Gather each line containing the string "Wartungstabelle" from these entries.

--- Data supplied ---

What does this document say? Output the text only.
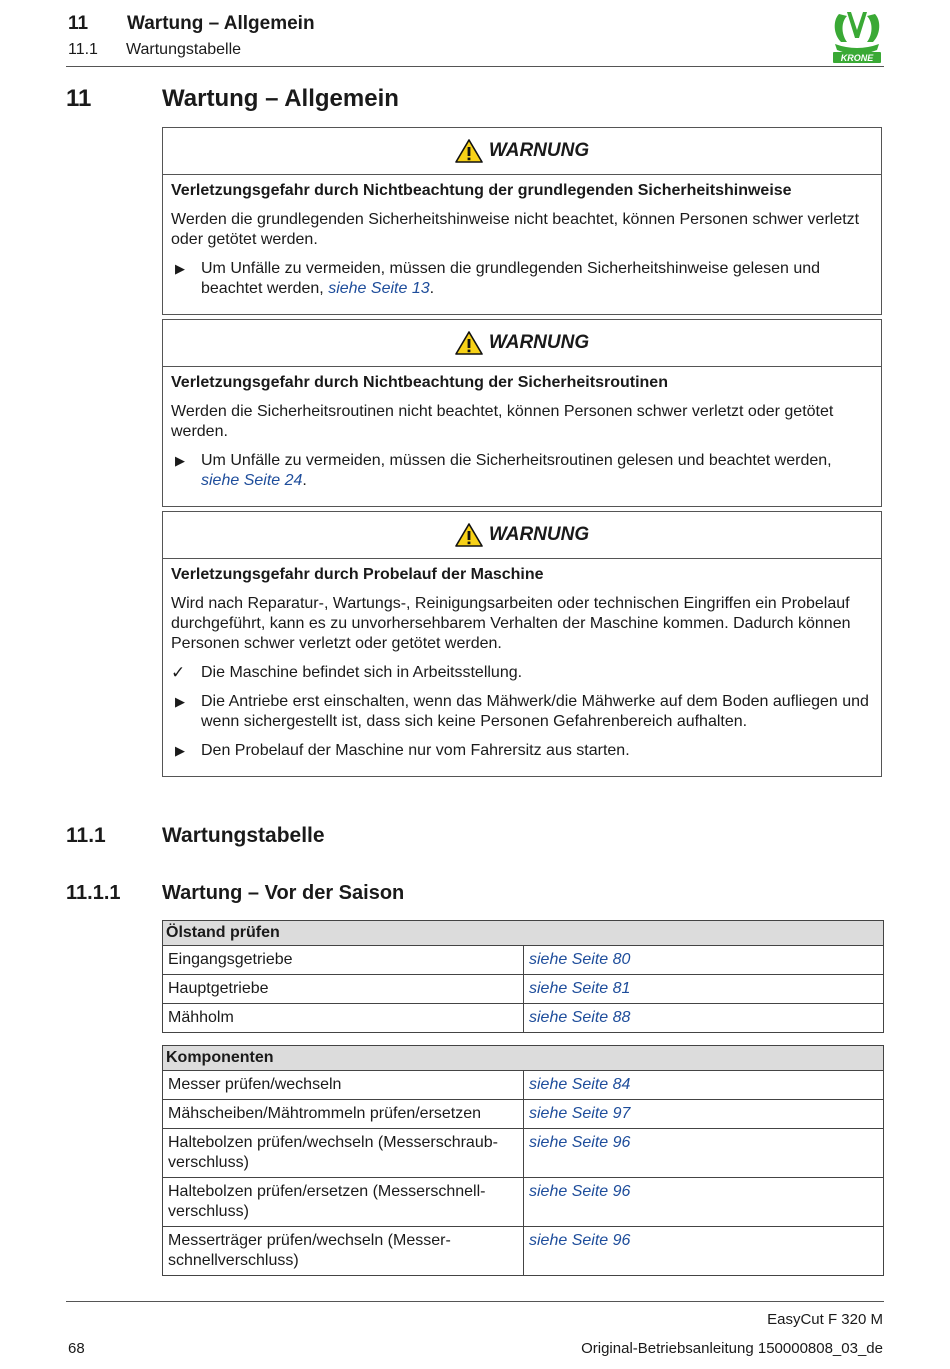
11 Wartung – Allgemein
11.1 Wartungstabelle	KRONE
11	Wartung – Allgemein
WARNUNG

Verletzungsgefahr durch Nichtbeachtung der grundlegenden Sicherheitshinweise

Werden die grundlegenden Sicherheitshinweise nicht beachtet, können Personen schwer verletzt oder getötet werden.

▶ Um Unfälle zu vermeiden, müssen die grundlegenden Sicherheitshinweise gelesen und beachtet werden, siehe Seite 13.
WARNUNG

Verletzungsgefahr durch Nichtbeachtung der Sicherheitsroutinen

Werden die Sicherheitsroutinen nicht beachtet, können Personen schwer verletzt oder getötet werden.

▶ Um Unfälle zu vermeiden, müssen die Sicherheitsroutinen gelesen und beachtet werden, siehe Seite 24.
WARNUNG

Verletzungsgefahr durch Probelauf der Maschine

Wird nach Reparatur-, Wartungs-, Reinigungsarbeiten oder technischen Eingriffen ein Probelauf durchgeführt, kann es zu unvorhersehbarem Verhalten der Maschine kommen. Dadurch können Personen schwer verletzt oder getötet werden.

✓ Die Maschine befindet sich in Arbeitsstellung.
▶ Die Antriebe erst einschalten, wenn das Mähwerk/die Mähwerke auf dem Boden aufliegen und wenn sichergestellt ist, dass sich keine Personen Gefahrenbereich aufhalten.
▶ Den Probelauf der Maschine nur vom Fahrersitz aus starten.
11.1	Wartungstabelle
11.1.1 Wartung – Vor der Saison
Ölstand prüfen	
Eingangsgetriebe	siehe Seite 80
Hauptgetriebe	siehe Seite 81
Mähholm	siehe Seite 88
Komponenten	
Messer prüfen/wechseln	siehe Seite 84
Mähscheiben/Mähtrommeln prüfen/ersetzen	siehe Seite 97
Haltebolzen prüfen/wechseln (Messerschraub-verschluss)	siehe Seite 96
Haltebolzen prüfen/ersetzen (Messerschnell-verschluss)	siehe Seite 96
Messerträger prüfen/wechseln (Messer-schnellverschluss)	siehe Seite 96
EasyCut F 320 M
68	Original-Betriebsanleitung 150000808_03_de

---

◆ Final answer
11.1 Wartungstabelle	KRONE
11.1	Wartungstabelle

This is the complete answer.